▶ Given data:
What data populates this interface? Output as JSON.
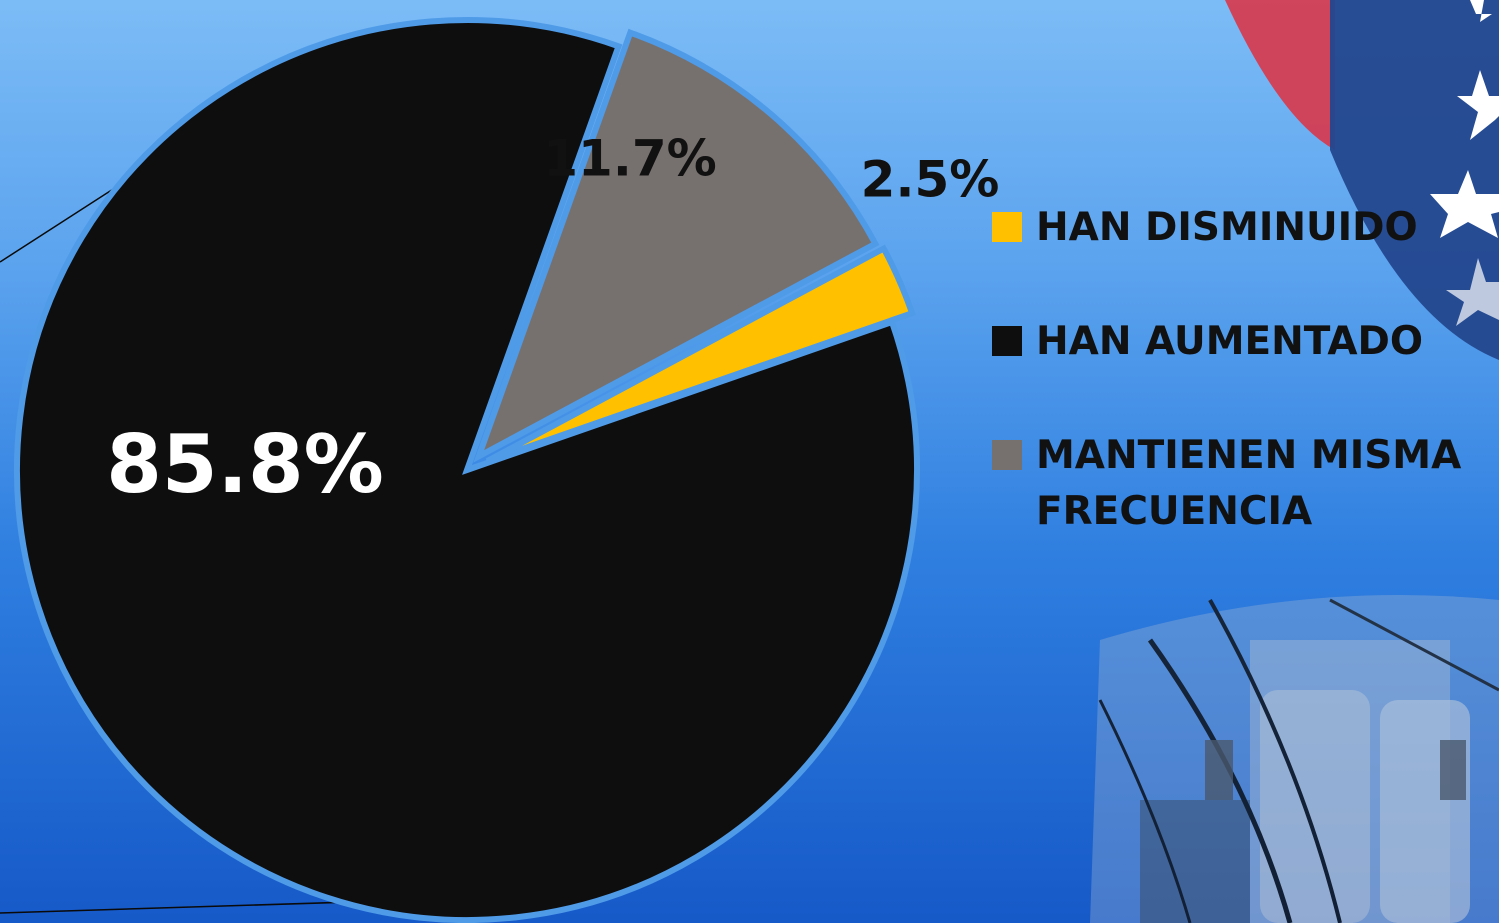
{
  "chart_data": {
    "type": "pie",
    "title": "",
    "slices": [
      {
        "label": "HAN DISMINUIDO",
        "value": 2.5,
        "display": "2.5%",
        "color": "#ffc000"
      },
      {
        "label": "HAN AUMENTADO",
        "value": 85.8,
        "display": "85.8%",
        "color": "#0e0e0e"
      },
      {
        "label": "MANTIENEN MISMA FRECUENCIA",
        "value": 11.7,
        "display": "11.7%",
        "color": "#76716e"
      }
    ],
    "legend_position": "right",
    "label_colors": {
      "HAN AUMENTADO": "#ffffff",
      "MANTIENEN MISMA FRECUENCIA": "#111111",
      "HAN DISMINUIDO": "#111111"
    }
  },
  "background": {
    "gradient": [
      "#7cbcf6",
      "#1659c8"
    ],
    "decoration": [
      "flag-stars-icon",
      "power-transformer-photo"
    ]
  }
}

▶ Your objective: All the records need to be repeated exactly, with the images dropped.

▶ Solution to this problem:
What data populates this interface? Output as JSON.
{
  "chart_data": {
    "type": "pie",
    "title": "",
    "slices": [
      {
        "label": "HAN DISMINUIDO",
        "value": 2.5,
        "display": "2.5%",
        "color": "#ffc000"
      },
      {
        "label": "HAN AUMENTADO",
        "value": 85.8,
        "display": "85.8%",
        "color": "#0e0e0e"
      },
      {
        "label": "MANTIENEN MISMA FRECUENCIA",
        "value": 11.7,
        "display": "11.7%",
        "color": "#76716e"
      }
    ],
    "legend_position": "right",
    "label_colors": {
      "HAN AUMENTADO": "#ffffff",
      "MANTIENEN MISMA FRECUENCIA": "#111111",
      "HAN DISMINUIDO": "#111111"
    }
  },
  "background": {
    "gradient": [
      "#7cbcf6",
      "#1659c8"
    ],
    "decoration": [
      "flag-stars-icon",
      "power-transformer-photo"
    ]
  }
}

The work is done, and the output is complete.